— Consigne de la tâche —
Réécrivez toutes les lignes des enregistrements en remplaçant « breadcrumb » par « fil-ariane », sans rien changer d'autre.

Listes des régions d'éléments
^^^^^^^^^^^^^^^^

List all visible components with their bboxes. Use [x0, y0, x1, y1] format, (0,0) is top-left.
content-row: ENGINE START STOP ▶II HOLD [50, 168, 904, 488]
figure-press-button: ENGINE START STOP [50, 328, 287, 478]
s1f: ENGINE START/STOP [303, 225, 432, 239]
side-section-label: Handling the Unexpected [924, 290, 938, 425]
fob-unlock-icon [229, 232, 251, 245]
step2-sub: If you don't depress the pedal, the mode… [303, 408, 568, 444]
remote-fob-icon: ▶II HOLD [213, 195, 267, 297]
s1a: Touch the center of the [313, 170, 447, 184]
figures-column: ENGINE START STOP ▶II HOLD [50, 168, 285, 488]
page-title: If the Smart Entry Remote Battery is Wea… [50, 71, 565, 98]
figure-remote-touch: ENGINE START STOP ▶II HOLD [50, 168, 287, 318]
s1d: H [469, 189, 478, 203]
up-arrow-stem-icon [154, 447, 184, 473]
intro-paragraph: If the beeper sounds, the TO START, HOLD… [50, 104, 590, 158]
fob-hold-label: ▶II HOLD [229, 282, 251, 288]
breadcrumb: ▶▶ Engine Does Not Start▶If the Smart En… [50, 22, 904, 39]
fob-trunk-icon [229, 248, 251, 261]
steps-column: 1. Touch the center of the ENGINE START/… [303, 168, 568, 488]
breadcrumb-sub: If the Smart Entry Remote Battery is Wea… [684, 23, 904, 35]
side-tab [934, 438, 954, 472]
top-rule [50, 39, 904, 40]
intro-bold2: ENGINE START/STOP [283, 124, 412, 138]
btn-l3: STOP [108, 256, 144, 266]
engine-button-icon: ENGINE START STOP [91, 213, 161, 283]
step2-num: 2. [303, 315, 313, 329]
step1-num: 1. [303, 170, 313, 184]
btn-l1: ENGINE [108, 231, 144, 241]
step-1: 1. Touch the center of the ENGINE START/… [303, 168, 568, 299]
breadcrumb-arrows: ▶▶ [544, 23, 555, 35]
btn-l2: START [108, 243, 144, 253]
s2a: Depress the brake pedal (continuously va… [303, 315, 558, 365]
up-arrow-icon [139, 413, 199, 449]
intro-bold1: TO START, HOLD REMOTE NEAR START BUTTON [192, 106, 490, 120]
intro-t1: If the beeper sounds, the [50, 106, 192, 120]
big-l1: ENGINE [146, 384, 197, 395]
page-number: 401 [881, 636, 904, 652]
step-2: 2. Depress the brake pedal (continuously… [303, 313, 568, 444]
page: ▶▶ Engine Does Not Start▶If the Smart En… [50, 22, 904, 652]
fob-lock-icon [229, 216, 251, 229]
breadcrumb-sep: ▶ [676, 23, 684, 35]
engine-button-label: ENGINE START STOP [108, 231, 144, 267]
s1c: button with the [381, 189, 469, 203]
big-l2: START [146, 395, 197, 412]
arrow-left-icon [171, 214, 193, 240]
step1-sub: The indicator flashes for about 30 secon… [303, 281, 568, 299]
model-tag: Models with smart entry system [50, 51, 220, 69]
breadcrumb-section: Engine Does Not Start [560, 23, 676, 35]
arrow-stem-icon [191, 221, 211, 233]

^^^^^^^^^^^^^^^^

— Corrigé de l'exercice —
List all visible components with their bboxes. Use [x0, y0, x1, y1] format, (0,0) is top-left.
content-row: ENGINE START STOP ▶II HOLD [50, 168, 904, 488]
figure-press-button: ENGINE START STOP [50, 328, 287, 478]
s1f: ENGINE START/STOP [303, 225, 432, 239]
side-section-label: Handling the Unexpected [924, 290, 938, 425]
fob-unlock-icon [229, 232, 251, 245]
step2-sub: If you don't depress the pedal, the mode… [303, 408, 568, 444]
remote-fob-icon: ▶II HOLD [213, 195, 267, 297]
s1a: Touch the center of the [313, 170, 447, 184]
figures-column: ENGINE START STOP ▶II HOLD [50, 168, 285, 488]
page-title: If the Smart Entry Remote Battery is Wea… [50, 71, 565, 98]
figure-remote-touch: ENGINE START STOP ▶II HOLD [50, 168, 287, 318]
s1d: H [469, 189, 478, 203]
up-arrow-stem-icon [154, 447, 184, 473]
intro-paragraph: If the beeper sounds, the TO START, HOLD… [50, 104, 590, 158]
fob-hold-label: ▶II HOLD [229, 282, 251, 288]
fil-ariane: ▶▶ Engine Does Not Start▶If the Smart En… [50, 22, 904, 39]
fob-trunk-icon [229, 248, 251, 261]
steps-column: 1. Touch the center of the ENGINE START/… [303, 168, 568, 488]
fil-ariane-sub: If the Smart Entry Remote Battery is Wea… [684, 23, 904, 35]
side-tab [934, 438, 954, 472]
top-rule [50, 39, 904, 40]
intro-bold2: ENGINE START/STOP [283, 124, 412, 138]
btn-l3: STOP [108, 256, 144, 266]
engine-button-icon: ENGINE START STOP [91, 213, 161, 283]
step2-num: 2. [303, 315, 313, 329]
step1-num: 1. [303, 170, 313, 184]
btn-l1: ENGINE [108, 231, 144, 241]
step-1: 1. Touch the center of the ENGINE START/… [303, 168, 568, 299]
fil-ariane-arrows: ▶▶ [544, 23, 555, 35]
btn-l2: START [108, 243, 144, 253]
s2a: Depress the brake pedal (continuously va… [303, 315, 558, 365]
up-arrow-icon [139, 413, 199, 449]
intro-bold1: TO START, HOLD REMOTE NEAR START BUTTON [192, 106, 490, 120]
intro-t1: If the beeper sounds, the [50, 106, 192, 120]
big-l1: ENGINE [146, 384, 197, 395]
page-number: 401 [881, 636, 904, 652]
step-2: 2. Depress the brake pedal (continuously… [303, 313, 568, 444]
page: ▶▶ Engine Does Not Start▶If the Smart En… [50, 22, 904, 652]
fob-lock-icon [229, 216, 251, 229]
fil-ariane-sep: ▶ [676, 23, 684, 35]
engine-button-label: ENGINE START STOP [108, 231, 144, 267]
s1c: button with the [381, 189, 469, 203]
big-l2: START [146, 395, 197, 412]
arrow-left-icon [171, 214, 193, 240]
step1-sub: The indicator flashes for about 30 secon… [303, 281, 568, 299]
model-tag: Models with smart entry system [50, 51, 220, 69]
fil-ariane-section: Engine Does Not Start [560, 23, 676, 35]
arrow-stem-icon [191, 221, 211, 233]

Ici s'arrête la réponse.